• **PROBLEM**
Below are some records; reproduce every one of them exactly.

┄┄┄┄┄┄┄┄┄┄┄┄┄┄┄┄┄┄┄┄

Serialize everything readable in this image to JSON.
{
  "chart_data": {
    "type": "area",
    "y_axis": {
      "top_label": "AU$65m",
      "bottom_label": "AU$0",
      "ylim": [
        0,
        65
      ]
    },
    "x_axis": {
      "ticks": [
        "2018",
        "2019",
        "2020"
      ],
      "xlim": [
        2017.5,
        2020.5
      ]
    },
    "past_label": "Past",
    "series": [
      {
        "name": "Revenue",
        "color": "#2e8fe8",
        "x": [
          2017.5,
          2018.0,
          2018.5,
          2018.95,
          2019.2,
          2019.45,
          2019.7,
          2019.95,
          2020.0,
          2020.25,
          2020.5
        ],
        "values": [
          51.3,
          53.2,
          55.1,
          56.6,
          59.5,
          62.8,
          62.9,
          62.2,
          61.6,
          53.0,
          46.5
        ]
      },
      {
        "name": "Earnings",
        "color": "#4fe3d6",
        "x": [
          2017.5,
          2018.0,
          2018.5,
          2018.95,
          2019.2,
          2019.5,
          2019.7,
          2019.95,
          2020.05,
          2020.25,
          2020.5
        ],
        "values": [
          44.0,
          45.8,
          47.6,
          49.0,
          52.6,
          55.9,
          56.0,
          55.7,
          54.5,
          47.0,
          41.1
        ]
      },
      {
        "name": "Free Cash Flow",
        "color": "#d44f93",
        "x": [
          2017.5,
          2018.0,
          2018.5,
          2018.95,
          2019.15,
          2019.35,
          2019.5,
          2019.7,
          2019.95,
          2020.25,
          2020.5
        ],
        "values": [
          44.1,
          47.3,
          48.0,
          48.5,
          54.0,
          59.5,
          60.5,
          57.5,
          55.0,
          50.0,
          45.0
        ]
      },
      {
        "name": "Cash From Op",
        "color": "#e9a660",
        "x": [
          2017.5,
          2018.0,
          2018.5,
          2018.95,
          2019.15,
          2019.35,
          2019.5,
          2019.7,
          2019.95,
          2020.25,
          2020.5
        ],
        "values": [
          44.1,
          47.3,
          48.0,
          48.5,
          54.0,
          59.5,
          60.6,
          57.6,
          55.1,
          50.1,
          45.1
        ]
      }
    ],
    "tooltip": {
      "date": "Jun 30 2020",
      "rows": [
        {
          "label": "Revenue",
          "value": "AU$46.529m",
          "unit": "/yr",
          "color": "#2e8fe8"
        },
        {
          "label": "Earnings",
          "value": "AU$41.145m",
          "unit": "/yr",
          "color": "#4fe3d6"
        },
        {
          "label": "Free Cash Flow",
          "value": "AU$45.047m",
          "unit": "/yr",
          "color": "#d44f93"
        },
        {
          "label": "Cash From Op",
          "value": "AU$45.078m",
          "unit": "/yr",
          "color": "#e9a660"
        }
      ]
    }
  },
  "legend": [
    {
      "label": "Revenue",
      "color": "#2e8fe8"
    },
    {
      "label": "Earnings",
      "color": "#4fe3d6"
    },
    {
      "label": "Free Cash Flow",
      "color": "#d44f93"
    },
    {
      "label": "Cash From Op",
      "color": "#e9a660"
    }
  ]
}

┄┄┄┄┄┄┄┄┄┄┄┄┄┄┄┄┄┄┄┄

• **REPLY**
Serialize everything readable in this image to JSON.
{
  "chart_data": {
    "type": "area",
    "y_axis": {
      "top_label": "AU$65m",
      "bottom_label": "AU$0",
      "ylim": [
        0,
        65
      ]
    },
    "x_axis": {
      "ticks": [
        "2018",
        "2019",
        "2020"
      ],
      "xlim": [
        2017.5,
        2020.5
      ]
    },
    "past_label": "Past",
    "series": [
      {
        "name": "Revenue",
        "color": "#2e8fe8",
        "x": [
          2017.5,
          2018.0,
          2018.5,
          2018.95,
          2019.2,
          2019.45,
          2019.7,
          2019.95,
          2020.0,
          2020.25,
          2020.5
        ],
        "values": [
          51.3,
          53.2,
          55.1,
          56.6,
          59.5,
          62.8,
          62.9,
          62.2,
          61.6,
          53.0,
          46.5
        ]
      },
      {
        "name": "Earnings",
        "color": "#4fe3d6",
        "x": [
          2017.5,
          2018.0,
          2018.5,
          2018.95,
          2019.2,
          2019.5,
          2019.7,
          2019.95,
          2020.05,
          2020.25,
          2020.5
        ],
        "values": [
          44.0,
          45.8,
          47.6,
          49.0,
          52.6,
          55.9,
          56.0,
          55.7,
          54.5,
          47.0,
          41.1
        ]
      },
      {
        "name": "Free Cash Flow",
        "color": "#d44f93",
        "x": [
          2017.5,
          2018.0,
          2018.5,
          2018.95,
          2019.15,
          2019.35,
          2019.5,
          2019.7,
          2019.95,
          2020.25,
          2020.5
        ],
        "values": [
          44.1,
          47.3,
          48.0,
          48.5,
          54.0,
          59.5,
          60.5,
          57.5,
          55.0,
          50.0,
          45.0
        ]
      },
      {
        "name": "Cash From Op",
        "color": "#e9a660",
        "x": [
          2017.5,
          2018.0,
          2018.5,
          2018.95,
          2019.15,
          2019.35,
          2019.5,
          2019.7,
          2019.95,
          2020.25,
          2020.5
        ],
        "values": [
          44.1,
          47.3,
          48.0,
          48.5,
          54.0,
          59.5,
          60.6,
          57.6,
          55.1,
          50.1,
          45.1
        ]
      }
    ],
    "tooltip": {
      "date": "Jun 30 2020",
      "rows": [
        {
          "label": "Revenue",
          "value": "AU$46.529m",
          "unit": "/yr",
          "color": "#2e8fe8"
        },
        {
          "label": "Earnings",
          "value": "AU$41.145m",
          "unit": "/yr",
          "color": "#4fe3d6"
        },
        {
          "label": "Free Cash Flow",
          "value": "AU$45.047m",
          "unit": "/yr",
          "color": "#d44f93"
        },
        {
          "label": "Cash From Op",
          "value": "AU$45.078m",
          "unit": "/yr",
          "color": "#e9a660"
        }
      ]
    }
  },
  "legend": [
    {
      "label": "Revenue",
      "color": "#2e8fe8"
    },
    {
      "label": "Earnings",
      "color": "#4fe3d6"
    },
    {
      "label": "Free Cash Flow",
      "color": "#d44f93"
    },
    {
      "label": "Cash From Op",
      "color": "#e9a660"
    }
  ]
}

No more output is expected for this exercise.